## TASK DETAILS:
Find the lines containing the word "kind" and copy every one of them.

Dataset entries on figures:
━━━━━━━━━━━━━━━━
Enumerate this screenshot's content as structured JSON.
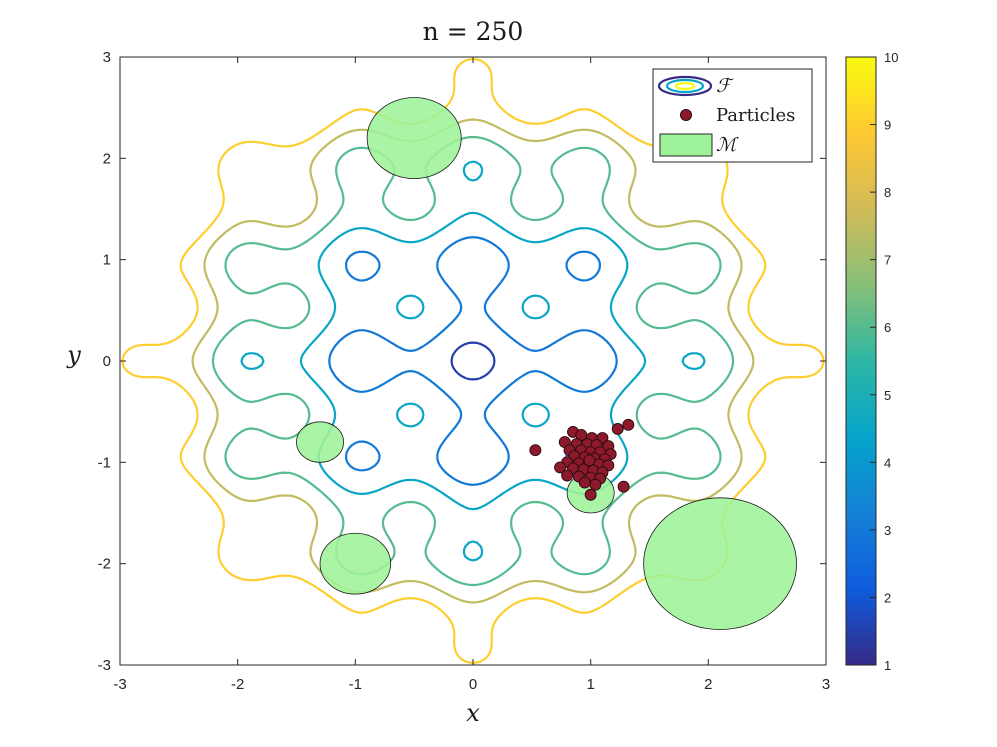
{
  "chart_data": {
    "type": "contour",
    "title": "n = 250",
    "xlabel": "x",
    "ylabel": "y",
    "xlim": [
      -3,
      3
    ],
    "ylim": [
      -3,
      3
    ],
    "xticks": [
      "-3",
      "-2",
      "-1",
      "0",
      "1",
      "2",
      "3"
    ],
    "yticks": [
      "-3",
      "-2",
      "-1",
      "0",
      "1",
      "2",
      "3"
    ],
    "grid": false,
    "colorbar": {
      "range": [
        1,
        10
      ],
      "ticks": [
        "1",
        "2",
        "3",
        "4",
        "5",
        "6",
        "7",
        "8",
        "9",
        "10"
      ],
      "colormap": "parula",
      "colors": [
        "#352a87",
        "#0f5cdd",
        "#1481d6",
        "#06a4ca",
        "#2eb7a4",
        "#87bf77",
        "#d1bb59",
        "#fec832",
        "#f9fb0e"
      ]
    },
    "contour_levels": [
      1.5,
      3,
      4.5,
      6,
      7.5,
      9
    ],
    "legend": {
      "position": "top-right",
      "entries": [
        {
          "label": "ℱ",
          "kind": "contour"
        },
        {
          "label": "Particles",
          "kind": "marker"
        },
        {
          "label": "ℳ",
          "kind": "region"
        }
      ]
    },
    "regions_M": [
      {
        "cx": -0.5,
        "cy": 2.2,
        "r": 0.4
      },
      {
        "cx": -1.3,
        "cy": -0.8,
        "r": 0.2
      },
      {
        "cx": -1.0,
        "cy": -2.0,
        "r": 0.3
      },
      {
        "cx": 1.0,
        "cy": -1.3,
        "r": 0.2
      },
      {
        "cx": 2.1,
        "cy": -2.0,
        "r": 0.65
      }
    ],
    "particles": {
      "count_label": "n = 250",
      "points": [
        [
          0.53,
          -0.88
        ],
        [
          1.32,
          -0.63
        ],
        [
          1.23,
          -0.67
        ],
        [
          0.85,
          -0.7
        ],
        [
          0.92,
          -0.73
        ],
        [
          1.01,
          -0.76
        ],
        [
          1.1,
          -0.76
        ],
        [
          0.78,
          -0.8
        ],
        [
          0.88,
          -0.82
        ],
        [
          0.97,
          -0.82
        ],
        [
          1.05,
          -0.83
        ],
        [
          1.15,
          -0.84
        ],
        [
          0.82,
          -0.88
        ],
        [
          0.92,
          -0.88
        ],
        [
          1.0,
          -0.9
        ],
        [
          1.08,
          -0.9
        ],
        [
          1.17,
          -0.92
        ],
        [
          0.86,
          -0.94
        ],
        [
          0.95,
          -0.95
        ],
        [
          1.03,
          -0.96
        ],
        [
          1.12,
          -0.97
        ],
        [
          0.8,
          -1.0
        ],
        [
          0.9,
          -1.01
        ],
        [
          0.98,
          -1.02
        ],
        [
          1.07,
          -1.02
        ],
        [
          1.15,
          -1.03
        ],
        [
          0.74,
          -1.05
        ],
        [
          0.85,
          -1.06
        ],
        [
          0.94,
          -1.07
        ],
        [
          1.02,
          -1.08
        ],
        [
          1.1,
          -1.1
        ],
        [
          0.8,
          -1.13
        ],
        [
          0.9,
          -1.14
        ],
        [
          1.0,
          -1.15
        ],
        [
          1.08,
          -1.16
        ],
        [
          0.95,
          -1.2
        ],
        [
          1.04,
          -1.22
        ],
        [
          1.28,
          -1.24
        ],
        [
          1.0,
          -1.32
        ],
        [
          0.99,
          -0.98
        ]
      ]
    }
  }
}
━━━━━━━━━━━━━━━━
## WORKED ANSWER:
          "kind": "contour"
          "kind": "marker"
          "kind": "region"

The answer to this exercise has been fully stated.